> **Written problem**:
Select lines where the word "screenshot" appears.
[start]
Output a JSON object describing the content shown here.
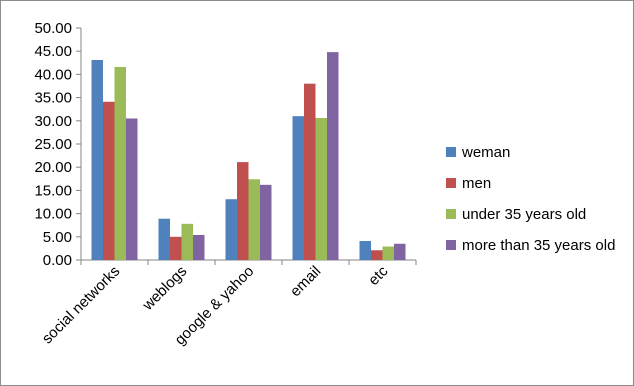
{
  "chart_data": {
    "type": "bar",
    "title": "",
    "xlabel": "",
    "ylabel": "",
    "categories": [
      "social networks",
      "weblogs",
      "google & yahoo",
      "email",
      "etc"
    ],
    "series": [
      {
        "name": "weman",
        "color": "#4f81bd",
        "values": [
          43.1,
          8.9,
          13.1,
          31.0,
          4.1
        ]
      },
      {
        "name": "men",
        "color": "#c0504d",
        "values": [
          34.1,
          5.0,
          21.1,
          38.0,
          2.1
        ]
      },
      {
        "name": "under 35 years old",
        "color": "#9bbb59",
        "values": [
          41.6,
          7.8,
          17.4,
          30.6,
          2.9
        ]
      },
      {
        "name": "more than 35 years old",
        "color": "#8064a2",
        "values": [
          30.5,
          5.4,
          16.2,
          44.8,
          3.5
        ]
      }
    ],
    "ylim": [
      0,
      50
    ],
    "yticks": [
      "0.00",
      "5.00",
      "10.00",
      "15.00",
      "20.00",
      "25.00",
      "30.00",
      "35.00",
      "40.00",
      "45.00",
      "50.00"
    ],
    "grid": false,
    "legend_position": "right"
  }
}
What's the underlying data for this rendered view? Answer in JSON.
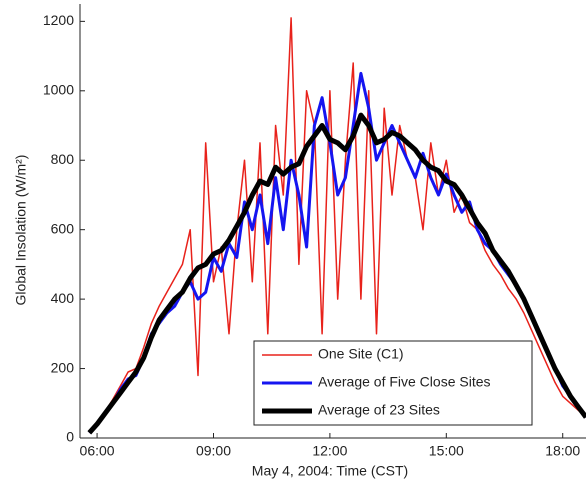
{
  "chart_data": {
    "type": "line",
    "x_label": "May 4, 2004: Time (CST)",
    "y_label": "Global Insolation (W/m²)",
    "x": [
      5.8,
      6.0,
      6.2,
      6.4,
      6.6,
      6.8,
      7.0,
      7.2,
      7.4,
      7.6,
      7.8,
      8.0,
      8.2,
      8.4,
      8.6,
      8.8,
      9.0,
      9.2,
      9.4,
      9.6,
      9.8,
      10.0,
      10.2,
      10.4,
      10.6,
      10.8,
      11.0,
      11.2,
      11.4,
      11.6,
      11.8,
      12.0,
      12.2,
      12.4,
      12.6,
      12.8,
      13.0,
      13.2,
      13.4,
      13.6,
      13.8,
      14.0,
      14.2,
      14.4,
      14.6,
      14.8,
      15.0,
      15.2,
      15.4,
      15.6,
      15.8,
      16.0,
      16.2,
      16.4,
      16.6,
      16.8,
      17.0,
      17.2,
      17.4,
      17.6,
      17.8,
      18.0,
      18.2,
      18.4,
      18.6
    ],
    "series": [
      {
        "name": "One Site (C1)",
        "color": "#e8221b",
        "width": 1.5,
        "values": [
          15,
          40,
          75,
          110,
          150,
          190,
          200,
          260,
          330,
          380,
          420,
          460,
          500,
          600,
          180,
          850,
          450,
          550,
          300,
          600,
          800,
          450,
          850,
          300,
          900,
          700,
          1210,
          500,
          1000,
          900,
          300,
          1000,
          400,
          800,
          1080,
          400,
          1000,
          300,
          950,
          700,
          900,
          800,
          750,
          600,
          850,
          700,
          800,
          650,
          700,
          620,
          600,
          540,
          500,
          470,
          430,
          400,
          360,
          310,
          260,
          210,
          160,
          120,
          100,
          80,
          60
        ]
      },
      {
        "name": "Average of Five Close Sites",
        "color": "#1515f0",
        "width": 3,
        "values": [
          15,
          40,
          70,
          100,
          140,
          170,
          180,
          230,
          300,
          330,
          360,
          380,
          420,
          450,
          400,
          420,
          520,
          480,
          560,
          520,
          680,
          600,
          700,
          560,
          750,
          600,
          800,
          700,
          550,
          900,
          980,
          850,
          700,
          750,
          900,
          1050,
          950,
          800,
          850,
          900,
          850,
          800,
          750,
          820,
          750,
          700,
          760,
          700,
          650,
          680,
          600,
          560,
          540,
          500,
          470,
          440,
          400,
          350,
          300,
          250,
          200,
          150,
          120,
          90,
          60
        ]
      },
      {
        "name": "Average of 23 Sites",
        "color": "#000000",
        "width": 5,
        "values": [
          15,
          40,
          70,
          100,
          130,
          160,
          190,
          230,
          290,
          340,
          370,
          400,
          420,
          460,
          490,
          500,
          530,
          540,
          570,
          610,
          650,
          700,
          740,
          730,
          780,
          760,
          780,
          790,
          840,
          870,
          900,
          860,
          850,
          830,
          870,
          930,
          900,
          850,
          860,
          880,
          870,
          850,
          830,
          800,
          780,
          770,
          740,
          730,
          700,
          660,
          620,
          590,
          540,
          510,
          480,
          440,
          400,
          350,
          300,
          250,
          200,
          160,
          120,
          90,
          60
        ]
      }
    ],
    "xlim": [
      5.56,
      18.6
    ],
    "ylim": [
      0,
      1250
    ],
    "xticks": [
      {
        "value": 6,
        "label": "06:00"
      },
      {
        "value": 9,
        "label": "09:00"
      },
      {
        "value": 12,
        "label": "12:00"
      },
      {
        "value": 15,
        "label": "15:00"
      },
      {
        "value": 18,
        "label": "18:00"
      }
    ],
    "yticks": [
      0,
      200,
      400,
      600,
      800,
      1000,
      1200
    ],
    "legend": "lower right"
  }
}
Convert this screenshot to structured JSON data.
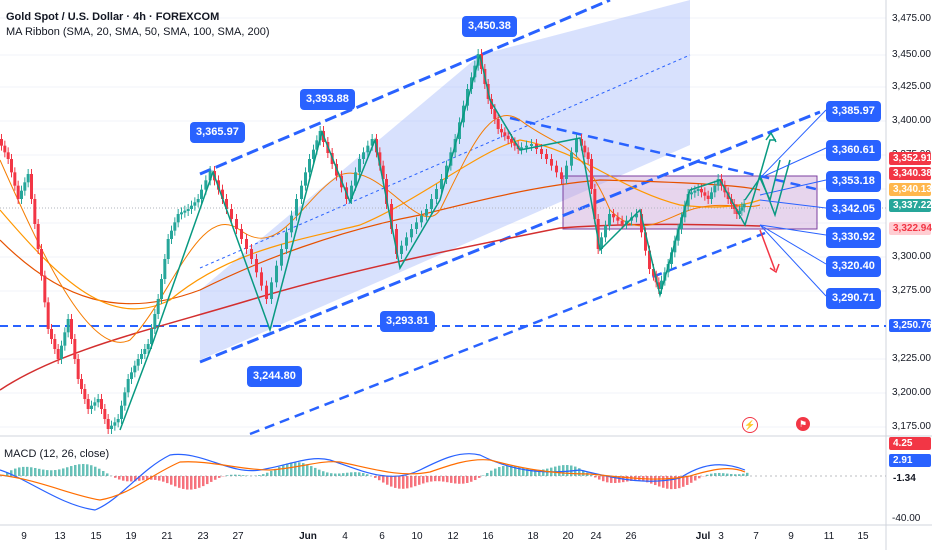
{
  "header": {
    "title": "Gold Spot / U.S. Dollar · 4h · FOREXCOM",
    "ma_ribbon": "MA Ribbon (SMA, 20, SMA, 50, SMA, 100, SMA, 200)",
    "macd": "MACD (12, 26, close)"
  },
  "price_axis": [
    "3,475.00",
    "3,450.00",
    "3,425.00",
    "3,400.00",
    "3,375.00",
    "3,325.00",
    "3,300.00",
    "3,275.00",
    "3,225.00",
    "3,200.00",
    "3,175.00"
  ],
  "macd_axis": [
    "-40.00"
  ],
  "price_tags": {
    "t1": {
      "label": "3,352.91",
      "color": "#f23645"
    },
    "t2": {
      "label": "3,340.38",
      "color": "#f23645"
    },
    "t3": {
      "label": "3,340.13",
      "color": "#ff9800"
    },
    "t4": {
      "label": "3,337.22",
      "color": "#26a69a"
    },
    "t5": {
      "label": "3,322.94",
      "color": "#f23645"
    },
    "t6": {
      "label": "3,250.76",
      "color": "#2962ff"
    }
  },
  "macd_tags": {
    "m1": {
      "label": "4.25",
      "color": "#f23645"
    },
    "m2": {
      "label": "2.91",
      "color": "#2962ff"
    },
    "m3": {
      "label": "-1.34",
      "color": "#131722"
    }
  },
  "callouts": {
    "c1": "3,450.38",
    "c2": "3,393.88",
    "c3": "3,365.97",
    "c4": "3,293.81",
    "c5": "3,244.80",
    "c6": "3,385.97",
    "c7": "3,360.61",
    "c8": "3,353.18",
    "c9": "3,342.05",
    "c10": "3,330.92",
    "c11": "3,320.40",
    "c12": "3,290.71"
  },
  "time_axis": [
    "9",
    "13",
    "15",
    "19",
    "21",
    "23",
    "27",
    "Jun",
    "4",
    "6",
    "10",
    "12",
    "16",
    "18",
    "20",
    "24",
    "26",
    "Jul",
    "3",
    "7",
    "9",
    "11",
    "15"
  ],
  "colors": {
    "up": "#26a69a",
    "down": "#f23645",
    "accent": "#2962ff"
  },
  "icons": {
    "event1": "lightning-icon",
    "event2": "flag-icon"
  }
}
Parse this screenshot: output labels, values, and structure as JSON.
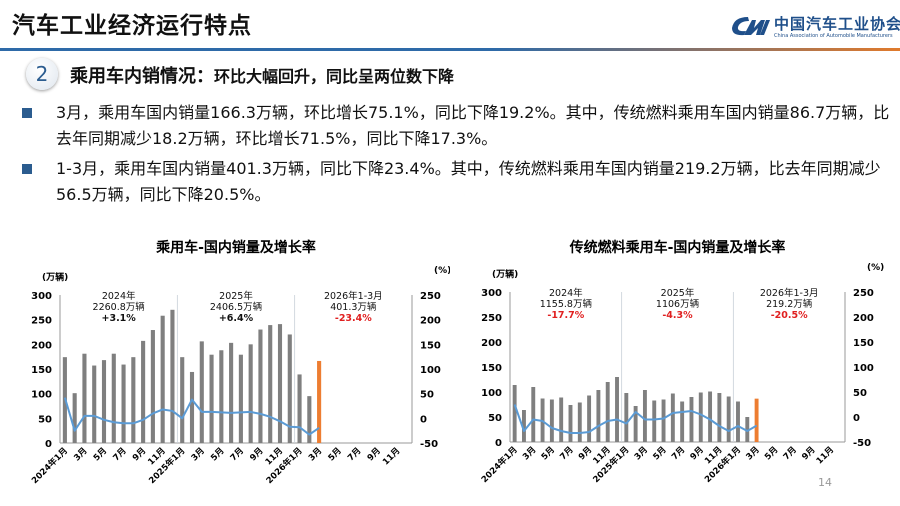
{
  "header": {
    "title": "汽车工业经济运行特点",
    "logo": {
      "cn": "中国汽车工业协会",
      "en": "China Association of Automobile Manufacturers"
    }
  },
  "section": {
    "number": "2",
    "title_bold": "乘用车内销情况：",
    "title_rest": "环比大幅回升，同比呈两位数下降"
  },
  "bullets": [
    "3月，乘用车国内销量166.3万辆，环比增长75.1%，同比下降19.2%。其中，传统燃料乘用车国内销量86.7万辆，比去年同期减少18.2万辆，环比增长71.5%，同比下降17.3%。",
    "1-3月，乘用车国内销量401.3万辆，同比下降23.4%。其中，传统燃料乘用车国内销量219.2万辆，比去年同期减少56.5万辆，同比下降20.5%。"
  ],
  "page_number": "14",
  "colors": {
    "bar": "#7f7f7f",
    "highlight_bar": "#ed7d31",
    "line": "#5b9bd5",
    "negative_text": "#e02020",
    "header_blue": "#2e6aa8",
    "header_orange": "#e07a2c"
  },
  "chart_data": [
    {
      "type": "bar+line",
      "title": "乘用车-国内销量及增长率",
      "ylabel_left": "(万辆)",
      "ylabel_right": "(%)",
      "ylim_left": [
        0,
        300
      ],
      "ylim_right": [
        -50,
        250
      ],
      "yticks_left": [
        "0",
        "50",
        "100",
        "150",
        "200",
        "250",
        "300"
      ],
      "yticks_right": [
        "-50",
        "0",
        "50",
        "100",
        "150",
        "200",
        "250"
      ],
      "xtick_labels": [
        "2024年1月",
        "3月",
        "5月",
        "7月",
        "9月",
        "11月",
        "2025年1月",
        "3月",
        "5月",
        "7月",
        "9月",
        "11月",
        "2026年1月",
        "3月",
        "5月",
        "7月",
        "9月",
        "11月"
      ],
      "slots": 36,
      "annotations": [
        {
          "lines": [
            "2024年",
            "2260.8万辆",
            "+3.1%"
          ],
          "neg": false
        },
        {
          "lines": [
            "2025年",
            "2406.5万辆",
            "+6.4%"
          ],
          "neg": false
        },
        {
          "lines": [
            "2026年1-3月",
            "401.3万辆",
            "-23.4%"
          ],
          "neg": true
        }
      ],
      "bars": [
        174,
        101,
        181,
        157,
        168,
        181,
        159,
        174,
        207,
        229,
        258,
        270,
        174,
        144,
        206,
        179,
        188,
        203,
        179,
        200,
        230,
        239,
        241,
        220,
        139,
        95,
        166.3
      ],
      "growth": [
        42,
        -25,
        5,
        5,
        -3,
        -8,
        -10,
        -10,
        -3,
        10,
        18,
        15,
        0,
        38,
        13,
        13,
        12,
        11,
        12,
        13,
        9,
        3,
        -6,
        -17,
        -18,
        -33,
        -19.2
      ],
      "highlight_index": 26,
      "grid": false
    },
    {
      "type": "bar+line",
      "title": "传统燃料乘用车-国内销量及增长率",
      "ylabel_left": "(万辆)",
      "ylabel_right": "(%)",
      "ylim_left": [
        0,
        300
      ],
      "ylim_right": [
        -50,
        250
      ],
      "yticks_left": [
        "0",
        "50",
        "100",
        "150",
        "200",
        "250",
        "300"
      ],
      "yticks_right": [
        "-50",
        "0",
        "50",
        "100",
        "150",
        "200",
        "250"
      ],
      "xtick_labels": [
        "2024年1月",
        "3月",
        "5月",
        "7月",
        "9月",
        "11月",
        "2025年1月",
        "3月",
        "5月",
        "7月",
        "9月",
        "11月",
        "2026年1月",
        "3月",
        "5月",
        "7月",
        "9月",
        "11月"
      ],
      "slots": 36,
      "annotations": [
        {
          "lines": [
            "2024年",
            "1155.8万辆",
            "-17.7%"
          ],
          "neg": true
        },
        {
          "lines": [
            "2025年",
            "1106万辆",
            "-4.3%"
          ],
          "neg": true
        },
        {
          "lines": [
            "2026年1-3月",
            "219.2万辆",
            "-20.5%"
          ],
          "neg": true
        }
      ],
      "bars": [
        114,
        64,
        110,
        87,
        85,
        89,
        74,
        79,
        93,
        104,
        120,
        130,
        98,
        72,
        104,
        83,
        85,
        97,
        81,
        90,
        99,
        101,
        98,
        91,
        81,
        50,
        86.7
      ],
      "growth": [
        25,
        -28,
        -5,
        -8,
        -22,
        -28,
        -32,
        -32,
        -30,
        -18,
        -8,
        -5,
        -13,
        10,
        -5,
        -5,
        -3,
        8,
        10,
        12,
        5,
        -5,
        -18,
        -28,
        -18,
        -28,
        -17.3
      ],
      "highlight_index": 26,
      "grid": false
    }
  ]
}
[end]
> **Response to the task**:
Convert this screenshot to structured JSON data.
Parse this screenshot: output labels, values, and structure as JSON.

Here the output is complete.